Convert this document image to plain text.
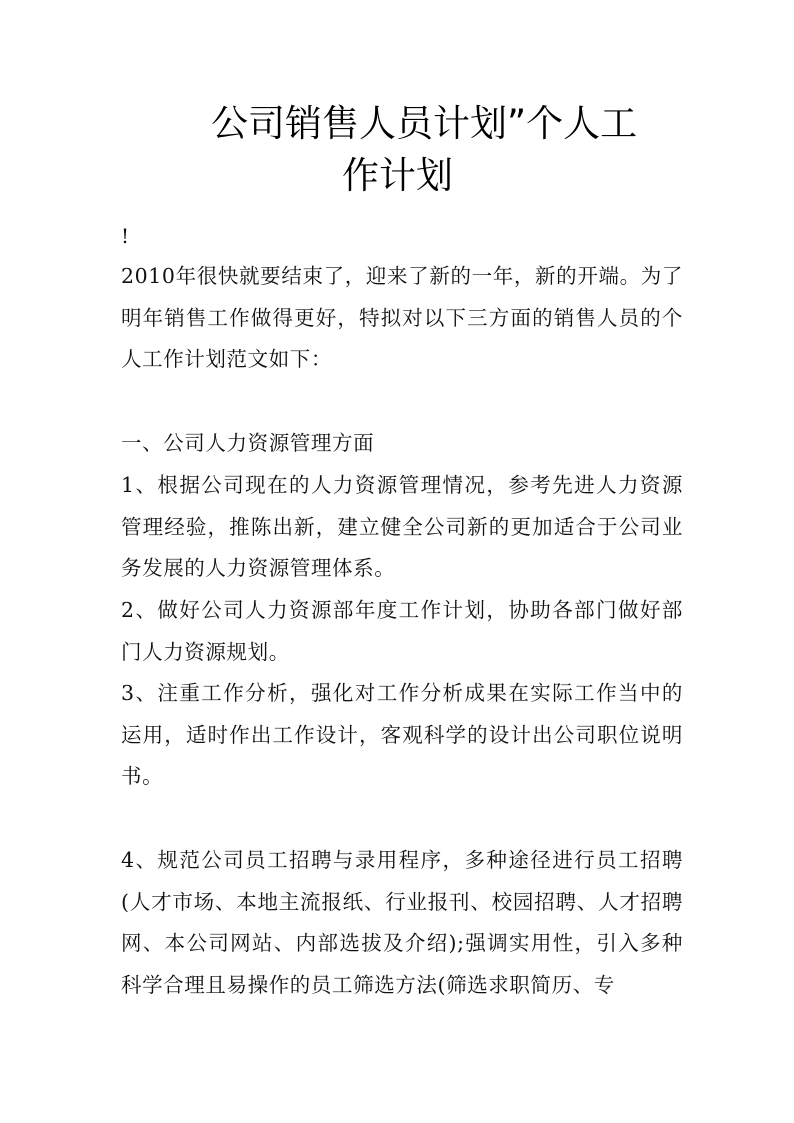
公司销售人员计划”个人工
作计划
!

2010年很快就要结束了，迎来了新的一年，新的开端。为了明年销售工作做得更好，特拟对以下三方面的销售人员的个人工作计划范文如下：

一、公司人力资源管理方面

1、根据公司现在的人力资源管理情况，参考先进人力资源管理经验，推陈出新，建立健全公司新的更加适合于公司业务发展的人力资源管理体系。

2、做好公司人力资源部年度工作计划，协助各部门做好部门人力资源规划。

3、注重工作分析，强化对工作分析成果在实际工作当中的运用，适时作出工作设计，客观科学的设计出公司职位说明书。

4、规范公司员工招聘与录用程序，多种途径进行员工招聘(人才市场、本地主流报纸、行业报刊、校园招聘、人才招聘网、本公司网站、内部选拔及介绍);强调实用性，引入多种科学合理且易操作的员工筛选方法(筛选求职简历、专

**Task objective:**
Images must not appear in the copy; reproduce everything else in the records verbatim.

**Answer for the task:**
Convert this document image to plain text.
公司销售人员计划”个人工
作计划
!

2010年很快就要结束了，迎来了新的一年，新的开端。为了明年销售工作做得更好，特拟对以下三方面的销售人员的个人工作计划范文如下：

一、公司人力资源管理方面

1、根据公司现在的人力资源管理情况，参考先进人力资源管理经验，推陈出新，建立健全公司新的更加适合于公司业务发展的人力资源管理体系。

2、做好公司人力资源部年度工作计划，协助各部门做好部门人力资源规划。

3、注重工作分析，强化对工作分析成果在实际工作当中的运用，适时作出工作设计，客观科学的设计出公司职位说明书。

4、规范公司员工招聘与录用程序，多种途径进行员工招聘(人才市场、本地主流报纸、行业报刊、校园招聘、人才招聘网、本公司网站、内部选拔及介绍);强调实用性，引入多种科学合理且易操作的员工筛选方法(筛选求职简历、专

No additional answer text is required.